▸ WHAT IS BEING ASKED:
Copy all the material below, exactly as it stands.

──────── PROVIDED RECORDS

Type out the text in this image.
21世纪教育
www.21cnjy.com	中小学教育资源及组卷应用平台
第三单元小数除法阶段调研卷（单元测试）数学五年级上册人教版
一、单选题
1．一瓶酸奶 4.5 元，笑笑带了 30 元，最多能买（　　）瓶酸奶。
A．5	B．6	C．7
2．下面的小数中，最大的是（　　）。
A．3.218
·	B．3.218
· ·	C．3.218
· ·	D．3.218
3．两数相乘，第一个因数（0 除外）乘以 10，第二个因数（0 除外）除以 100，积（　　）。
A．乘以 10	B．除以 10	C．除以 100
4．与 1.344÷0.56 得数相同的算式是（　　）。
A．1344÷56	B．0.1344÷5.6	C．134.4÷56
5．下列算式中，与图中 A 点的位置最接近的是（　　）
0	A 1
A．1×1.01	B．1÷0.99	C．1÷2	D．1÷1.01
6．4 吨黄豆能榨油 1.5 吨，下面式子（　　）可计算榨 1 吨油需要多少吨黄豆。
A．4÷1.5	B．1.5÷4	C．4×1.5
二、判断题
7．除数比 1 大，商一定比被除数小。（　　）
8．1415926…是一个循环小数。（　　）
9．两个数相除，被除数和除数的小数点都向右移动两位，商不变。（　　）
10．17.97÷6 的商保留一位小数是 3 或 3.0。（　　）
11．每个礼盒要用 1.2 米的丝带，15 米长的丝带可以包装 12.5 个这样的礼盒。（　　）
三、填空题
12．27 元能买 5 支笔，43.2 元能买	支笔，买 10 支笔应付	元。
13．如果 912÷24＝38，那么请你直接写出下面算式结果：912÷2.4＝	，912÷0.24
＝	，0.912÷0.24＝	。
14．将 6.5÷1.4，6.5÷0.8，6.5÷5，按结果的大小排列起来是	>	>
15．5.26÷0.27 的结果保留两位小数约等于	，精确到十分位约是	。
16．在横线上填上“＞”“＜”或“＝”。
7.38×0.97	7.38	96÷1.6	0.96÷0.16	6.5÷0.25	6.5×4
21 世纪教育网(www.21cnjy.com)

────────────────

▸ OUTPUT OF THE EXERCISE:
Type out the text in this image.
21世纪教育
www.21cnjy.com	中小学教育资源及组卷应用平台
第三单元小数除法阶段调研卷（单元测试）数学五年级上册人教版
一、单选题
1．一瓶酸奶 4.5 元，笑笑带了 30 元，最多能买（　　）瓶酸奶。
A．5	B．6	C．7
2．下面的小数中，最大的是（　　）。
A．3.218
·	B．3.218
· ·	C．3.218
· ·	D．3.218
3．两数相乘，第一个因数（0 除外）乘以 10，第二个因数（0 除外）除以 100，积（　　）。
A．乘以 10	B．除以 10	C．除以 100
4．与 1.344÷0.56 得数相同的算式是（　　）。
A．1344÷56	B．0.1344÷5.6	C．134.4÷56
5．下列算式中，与图中 A 点的位置最接近的是（　　）
0	A 1
A．1×1.01	B．1÷0.99	C．1÷2	D．1÷1.01
6．4 吨黄豆能榨油 1.5 吨，下面式子（　　）可计算榨 1 吨油需要多少吨黄豆。
A．4÷1.5	B．1.5÷4	C．4×1.5
二、判断题
7．除数比 1 大，商一定比被除数小。（　　）
8．1415926…是一个循环小数。（　　）
9．两个数相除，被除数和除数的小数点都向右移动两位，商不变。（　　）
10．17.97÷6 的商保留一位小数是 3 或 3.0。（　　）
11．每个礼盒要用 1.2 米的丝带，15 米长的丝带可以包装 12.5 个这样的礼盒。（　　）
三、填空题
12．27 元能买 5 支笔，43.2 元能买	支笔，买 10 支笔应付	元。
13．如果 912÷24＝38，那么请你直接写出下面算式结果：912÷2.4＝	，912÷0.24
＝	，0.912÷0.24＝	。
14．将 6.5÷1.4，6.5÷0.8，6.5÷5，按结果的大小排列起来是	>	>
15．5.26÷0.27 的结果保留两位小数约等于	，精确到十分位约是	。
16．在横线上填上“＞”“＜”或“＝”。
7.38×0.97	7.38	96÷1.6	0.96÷0.16	6.5÷0.25	6.5×4
21 世纪教育网(www.21cnjy.com)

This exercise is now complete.